Structured figure records:
:::
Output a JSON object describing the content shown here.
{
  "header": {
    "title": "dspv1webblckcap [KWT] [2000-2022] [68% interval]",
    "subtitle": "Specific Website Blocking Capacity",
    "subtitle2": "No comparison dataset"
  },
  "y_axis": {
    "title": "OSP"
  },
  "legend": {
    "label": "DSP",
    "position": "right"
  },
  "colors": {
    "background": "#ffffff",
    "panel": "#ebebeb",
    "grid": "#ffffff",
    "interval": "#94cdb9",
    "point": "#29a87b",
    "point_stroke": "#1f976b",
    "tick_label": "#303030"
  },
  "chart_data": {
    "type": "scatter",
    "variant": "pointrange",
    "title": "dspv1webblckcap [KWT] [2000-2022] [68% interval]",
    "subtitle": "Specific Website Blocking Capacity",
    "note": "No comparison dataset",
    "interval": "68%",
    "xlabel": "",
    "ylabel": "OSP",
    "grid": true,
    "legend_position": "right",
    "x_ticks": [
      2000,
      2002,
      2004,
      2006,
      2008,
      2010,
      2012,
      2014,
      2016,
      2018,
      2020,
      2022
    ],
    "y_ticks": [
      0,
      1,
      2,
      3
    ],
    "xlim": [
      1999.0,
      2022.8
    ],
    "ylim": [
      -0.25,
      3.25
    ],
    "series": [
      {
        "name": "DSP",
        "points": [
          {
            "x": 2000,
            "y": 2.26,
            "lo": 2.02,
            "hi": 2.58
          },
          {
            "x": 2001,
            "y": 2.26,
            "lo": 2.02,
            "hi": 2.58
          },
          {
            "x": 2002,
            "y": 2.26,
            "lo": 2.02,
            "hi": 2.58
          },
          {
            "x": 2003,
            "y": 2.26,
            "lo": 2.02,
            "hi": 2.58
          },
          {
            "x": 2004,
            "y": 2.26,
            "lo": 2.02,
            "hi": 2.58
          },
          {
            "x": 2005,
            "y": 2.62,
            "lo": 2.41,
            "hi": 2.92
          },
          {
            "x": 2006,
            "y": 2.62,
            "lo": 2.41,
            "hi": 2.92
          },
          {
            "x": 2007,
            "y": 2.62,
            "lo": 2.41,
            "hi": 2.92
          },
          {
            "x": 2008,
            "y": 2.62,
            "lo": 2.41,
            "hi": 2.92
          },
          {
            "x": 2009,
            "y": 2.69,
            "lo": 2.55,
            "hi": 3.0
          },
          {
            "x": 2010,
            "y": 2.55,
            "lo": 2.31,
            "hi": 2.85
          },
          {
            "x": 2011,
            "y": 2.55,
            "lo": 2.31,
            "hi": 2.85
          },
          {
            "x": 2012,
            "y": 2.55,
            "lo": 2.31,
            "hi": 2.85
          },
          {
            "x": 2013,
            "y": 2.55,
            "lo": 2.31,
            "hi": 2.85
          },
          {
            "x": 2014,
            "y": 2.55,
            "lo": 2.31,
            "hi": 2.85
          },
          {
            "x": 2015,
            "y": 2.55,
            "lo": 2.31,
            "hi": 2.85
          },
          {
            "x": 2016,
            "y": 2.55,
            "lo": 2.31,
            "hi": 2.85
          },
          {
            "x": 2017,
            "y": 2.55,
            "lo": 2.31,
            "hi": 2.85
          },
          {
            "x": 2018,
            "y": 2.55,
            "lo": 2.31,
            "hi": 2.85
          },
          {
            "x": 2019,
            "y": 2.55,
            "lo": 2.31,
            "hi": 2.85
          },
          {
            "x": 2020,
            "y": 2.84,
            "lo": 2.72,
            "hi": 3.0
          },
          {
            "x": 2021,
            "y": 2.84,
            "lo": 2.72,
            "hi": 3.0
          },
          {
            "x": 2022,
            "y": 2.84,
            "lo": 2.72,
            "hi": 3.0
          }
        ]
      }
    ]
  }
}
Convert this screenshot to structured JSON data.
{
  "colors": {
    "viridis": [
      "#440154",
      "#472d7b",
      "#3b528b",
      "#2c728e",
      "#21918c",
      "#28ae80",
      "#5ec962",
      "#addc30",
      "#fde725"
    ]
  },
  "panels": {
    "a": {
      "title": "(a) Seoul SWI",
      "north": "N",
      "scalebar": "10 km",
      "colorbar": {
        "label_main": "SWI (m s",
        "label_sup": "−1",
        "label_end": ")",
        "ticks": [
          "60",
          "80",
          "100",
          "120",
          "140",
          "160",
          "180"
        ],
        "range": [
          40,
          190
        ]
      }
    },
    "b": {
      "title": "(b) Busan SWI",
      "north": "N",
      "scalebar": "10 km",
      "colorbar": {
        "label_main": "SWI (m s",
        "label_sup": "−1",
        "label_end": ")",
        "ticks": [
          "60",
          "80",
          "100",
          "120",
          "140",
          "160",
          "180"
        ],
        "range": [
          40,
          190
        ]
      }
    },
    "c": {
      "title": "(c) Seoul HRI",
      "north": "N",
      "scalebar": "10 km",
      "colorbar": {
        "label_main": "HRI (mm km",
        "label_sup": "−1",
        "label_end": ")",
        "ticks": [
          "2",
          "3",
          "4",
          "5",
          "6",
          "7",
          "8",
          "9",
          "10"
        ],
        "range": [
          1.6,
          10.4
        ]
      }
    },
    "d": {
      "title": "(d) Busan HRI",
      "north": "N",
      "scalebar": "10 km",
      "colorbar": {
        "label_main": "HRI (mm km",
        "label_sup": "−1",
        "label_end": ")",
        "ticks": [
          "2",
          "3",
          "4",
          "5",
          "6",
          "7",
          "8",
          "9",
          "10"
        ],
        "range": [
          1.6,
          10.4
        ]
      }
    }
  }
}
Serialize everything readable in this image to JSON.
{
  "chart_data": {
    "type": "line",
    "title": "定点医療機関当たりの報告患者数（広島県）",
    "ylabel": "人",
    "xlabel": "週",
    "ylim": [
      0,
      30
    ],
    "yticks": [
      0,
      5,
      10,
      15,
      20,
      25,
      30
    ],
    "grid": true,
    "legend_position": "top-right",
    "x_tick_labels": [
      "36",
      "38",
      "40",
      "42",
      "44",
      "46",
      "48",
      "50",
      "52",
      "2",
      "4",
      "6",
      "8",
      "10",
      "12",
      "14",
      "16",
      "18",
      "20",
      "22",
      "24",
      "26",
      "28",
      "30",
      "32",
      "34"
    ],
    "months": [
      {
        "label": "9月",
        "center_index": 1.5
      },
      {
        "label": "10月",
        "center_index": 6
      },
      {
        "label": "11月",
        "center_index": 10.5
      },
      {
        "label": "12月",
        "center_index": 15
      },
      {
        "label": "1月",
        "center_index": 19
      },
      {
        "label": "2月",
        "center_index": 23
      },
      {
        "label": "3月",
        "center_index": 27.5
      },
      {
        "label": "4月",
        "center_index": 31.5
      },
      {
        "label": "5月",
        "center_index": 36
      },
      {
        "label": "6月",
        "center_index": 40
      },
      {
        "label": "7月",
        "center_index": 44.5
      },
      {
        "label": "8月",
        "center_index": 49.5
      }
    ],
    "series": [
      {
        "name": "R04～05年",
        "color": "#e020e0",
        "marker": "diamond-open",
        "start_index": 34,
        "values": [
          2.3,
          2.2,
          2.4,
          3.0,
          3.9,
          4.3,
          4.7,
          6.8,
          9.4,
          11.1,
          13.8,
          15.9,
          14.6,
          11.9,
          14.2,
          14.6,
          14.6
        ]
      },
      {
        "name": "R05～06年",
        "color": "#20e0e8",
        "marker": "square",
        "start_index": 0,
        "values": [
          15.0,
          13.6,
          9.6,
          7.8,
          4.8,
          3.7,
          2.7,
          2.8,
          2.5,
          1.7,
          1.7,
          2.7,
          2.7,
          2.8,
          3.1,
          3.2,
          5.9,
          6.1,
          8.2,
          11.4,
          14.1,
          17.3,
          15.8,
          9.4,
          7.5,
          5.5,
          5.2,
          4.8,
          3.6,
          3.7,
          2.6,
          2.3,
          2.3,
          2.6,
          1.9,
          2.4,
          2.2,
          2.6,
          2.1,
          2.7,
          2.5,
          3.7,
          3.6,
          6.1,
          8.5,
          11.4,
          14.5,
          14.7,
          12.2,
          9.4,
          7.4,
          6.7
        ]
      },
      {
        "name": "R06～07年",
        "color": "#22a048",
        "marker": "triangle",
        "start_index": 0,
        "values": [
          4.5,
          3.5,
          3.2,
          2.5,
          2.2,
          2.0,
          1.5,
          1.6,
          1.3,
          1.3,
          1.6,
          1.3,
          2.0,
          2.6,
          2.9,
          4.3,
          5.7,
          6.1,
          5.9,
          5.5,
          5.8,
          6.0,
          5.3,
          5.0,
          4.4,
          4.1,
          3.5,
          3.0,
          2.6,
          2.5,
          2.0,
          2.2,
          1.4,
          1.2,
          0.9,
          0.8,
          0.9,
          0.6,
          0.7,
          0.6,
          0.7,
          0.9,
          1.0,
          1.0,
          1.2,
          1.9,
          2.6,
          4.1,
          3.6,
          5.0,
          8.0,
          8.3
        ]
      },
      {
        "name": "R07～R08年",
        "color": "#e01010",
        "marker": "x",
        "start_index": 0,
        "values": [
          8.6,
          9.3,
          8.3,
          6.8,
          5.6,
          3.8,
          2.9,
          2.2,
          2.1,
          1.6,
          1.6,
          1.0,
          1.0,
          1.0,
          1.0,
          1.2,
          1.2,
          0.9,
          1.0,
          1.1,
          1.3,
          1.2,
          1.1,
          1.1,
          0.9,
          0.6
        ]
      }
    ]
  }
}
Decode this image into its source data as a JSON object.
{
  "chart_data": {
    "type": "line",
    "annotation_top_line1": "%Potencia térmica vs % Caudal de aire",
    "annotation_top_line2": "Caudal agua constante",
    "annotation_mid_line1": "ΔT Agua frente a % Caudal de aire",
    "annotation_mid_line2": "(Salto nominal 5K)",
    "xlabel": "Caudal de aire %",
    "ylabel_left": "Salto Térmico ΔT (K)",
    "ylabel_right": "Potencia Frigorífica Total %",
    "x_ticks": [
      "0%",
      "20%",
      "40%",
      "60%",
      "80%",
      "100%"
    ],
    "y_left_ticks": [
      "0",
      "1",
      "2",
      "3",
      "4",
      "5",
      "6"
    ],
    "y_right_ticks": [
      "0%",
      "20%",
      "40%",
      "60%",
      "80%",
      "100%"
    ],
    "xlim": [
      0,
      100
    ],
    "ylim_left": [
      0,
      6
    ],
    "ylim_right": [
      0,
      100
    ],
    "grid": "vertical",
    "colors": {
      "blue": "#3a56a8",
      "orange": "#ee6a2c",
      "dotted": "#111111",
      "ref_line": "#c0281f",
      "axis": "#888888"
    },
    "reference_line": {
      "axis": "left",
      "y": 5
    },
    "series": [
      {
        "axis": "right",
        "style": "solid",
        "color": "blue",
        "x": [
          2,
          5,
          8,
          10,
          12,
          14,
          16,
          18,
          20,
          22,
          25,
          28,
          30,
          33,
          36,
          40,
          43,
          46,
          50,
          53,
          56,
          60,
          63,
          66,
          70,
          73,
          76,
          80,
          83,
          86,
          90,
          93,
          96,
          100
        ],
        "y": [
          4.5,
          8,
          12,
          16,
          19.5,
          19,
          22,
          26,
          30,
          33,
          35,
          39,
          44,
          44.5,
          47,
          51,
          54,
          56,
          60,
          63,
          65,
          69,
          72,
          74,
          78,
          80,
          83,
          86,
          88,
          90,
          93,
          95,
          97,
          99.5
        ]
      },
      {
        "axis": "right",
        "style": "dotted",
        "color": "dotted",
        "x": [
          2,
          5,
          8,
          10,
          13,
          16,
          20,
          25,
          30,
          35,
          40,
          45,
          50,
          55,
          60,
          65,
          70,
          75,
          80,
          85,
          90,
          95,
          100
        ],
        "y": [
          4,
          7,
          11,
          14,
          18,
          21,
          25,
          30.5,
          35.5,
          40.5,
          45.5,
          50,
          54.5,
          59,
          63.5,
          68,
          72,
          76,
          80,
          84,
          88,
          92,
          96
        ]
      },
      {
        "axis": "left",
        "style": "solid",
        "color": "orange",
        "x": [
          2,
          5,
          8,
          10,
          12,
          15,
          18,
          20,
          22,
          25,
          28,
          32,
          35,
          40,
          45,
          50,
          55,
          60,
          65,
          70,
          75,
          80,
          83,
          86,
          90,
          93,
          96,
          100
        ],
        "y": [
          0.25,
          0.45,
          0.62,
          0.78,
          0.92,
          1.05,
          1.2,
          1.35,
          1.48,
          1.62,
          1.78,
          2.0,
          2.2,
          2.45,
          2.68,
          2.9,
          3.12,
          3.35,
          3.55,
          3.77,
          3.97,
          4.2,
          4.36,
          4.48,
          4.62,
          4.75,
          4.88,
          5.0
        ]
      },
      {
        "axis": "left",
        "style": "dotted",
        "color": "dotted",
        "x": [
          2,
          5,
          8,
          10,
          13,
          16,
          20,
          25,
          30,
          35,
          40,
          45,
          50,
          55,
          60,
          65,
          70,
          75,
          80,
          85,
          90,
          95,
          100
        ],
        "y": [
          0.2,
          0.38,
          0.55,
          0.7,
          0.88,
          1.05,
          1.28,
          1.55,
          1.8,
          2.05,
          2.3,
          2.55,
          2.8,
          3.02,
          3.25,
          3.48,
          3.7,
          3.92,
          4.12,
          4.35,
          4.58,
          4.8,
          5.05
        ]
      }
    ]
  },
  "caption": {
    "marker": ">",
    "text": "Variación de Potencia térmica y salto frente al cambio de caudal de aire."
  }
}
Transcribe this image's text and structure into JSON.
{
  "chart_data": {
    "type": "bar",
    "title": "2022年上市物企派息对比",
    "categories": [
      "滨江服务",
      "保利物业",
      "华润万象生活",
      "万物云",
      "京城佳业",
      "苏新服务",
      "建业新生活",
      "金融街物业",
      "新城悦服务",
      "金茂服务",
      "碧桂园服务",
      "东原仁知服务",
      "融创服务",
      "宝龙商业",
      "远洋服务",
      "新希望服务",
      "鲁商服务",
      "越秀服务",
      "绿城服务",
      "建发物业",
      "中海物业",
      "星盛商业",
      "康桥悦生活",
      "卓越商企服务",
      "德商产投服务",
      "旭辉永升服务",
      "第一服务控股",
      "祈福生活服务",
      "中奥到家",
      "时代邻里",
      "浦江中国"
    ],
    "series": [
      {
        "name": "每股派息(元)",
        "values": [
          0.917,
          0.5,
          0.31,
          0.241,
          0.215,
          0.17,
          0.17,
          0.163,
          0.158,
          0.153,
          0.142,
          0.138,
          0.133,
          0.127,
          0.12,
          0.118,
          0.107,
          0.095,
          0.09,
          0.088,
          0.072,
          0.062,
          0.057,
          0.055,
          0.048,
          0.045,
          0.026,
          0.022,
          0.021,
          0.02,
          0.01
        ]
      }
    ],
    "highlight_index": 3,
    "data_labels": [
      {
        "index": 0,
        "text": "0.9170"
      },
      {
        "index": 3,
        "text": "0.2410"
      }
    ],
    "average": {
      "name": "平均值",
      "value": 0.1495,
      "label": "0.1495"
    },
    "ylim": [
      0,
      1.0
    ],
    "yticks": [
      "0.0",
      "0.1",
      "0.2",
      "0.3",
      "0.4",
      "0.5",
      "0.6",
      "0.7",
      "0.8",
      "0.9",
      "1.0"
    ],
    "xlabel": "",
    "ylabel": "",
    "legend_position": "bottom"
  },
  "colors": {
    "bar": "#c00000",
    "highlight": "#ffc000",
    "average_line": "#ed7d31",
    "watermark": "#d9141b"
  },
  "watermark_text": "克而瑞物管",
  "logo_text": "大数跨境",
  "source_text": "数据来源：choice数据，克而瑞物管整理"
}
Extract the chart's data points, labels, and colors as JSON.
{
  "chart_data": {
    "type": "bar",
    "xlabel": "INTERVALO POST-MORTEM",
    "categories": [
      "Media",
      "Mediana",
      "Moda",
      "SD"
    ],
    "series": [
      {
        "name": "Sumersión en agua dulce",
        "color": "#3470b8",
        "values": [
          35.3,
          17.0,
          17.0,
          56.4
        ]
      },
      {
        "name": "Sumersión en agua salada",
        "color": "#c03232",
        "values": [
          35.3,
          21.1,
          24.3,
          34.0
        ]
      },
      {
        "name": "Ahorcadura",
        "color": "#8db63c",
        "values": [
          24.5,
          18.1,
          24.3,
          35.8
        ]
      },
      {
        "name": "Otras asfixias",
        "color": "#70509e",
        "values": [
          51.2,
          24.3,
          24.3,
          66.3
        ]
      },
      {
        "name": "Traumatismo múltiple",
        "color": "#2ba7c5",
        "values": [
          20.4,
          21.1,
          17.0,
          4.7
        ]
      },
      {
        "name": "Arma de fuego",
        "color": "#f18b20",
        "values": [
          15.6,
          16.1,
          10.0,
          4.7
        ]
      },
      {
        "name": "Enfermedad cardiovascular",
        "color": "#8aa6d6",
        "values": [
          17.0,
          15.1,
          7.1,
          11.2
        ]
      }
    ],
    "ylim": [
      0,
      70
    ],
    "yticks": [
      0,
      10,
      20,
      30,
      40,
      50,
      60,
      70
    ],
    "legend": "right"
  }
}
:::
Exercise aim: Pull out all lines of the data with the string "comparison".

Reply:
    "subtitle2": "No comparison dataset"
    "note": "No comparison dataset",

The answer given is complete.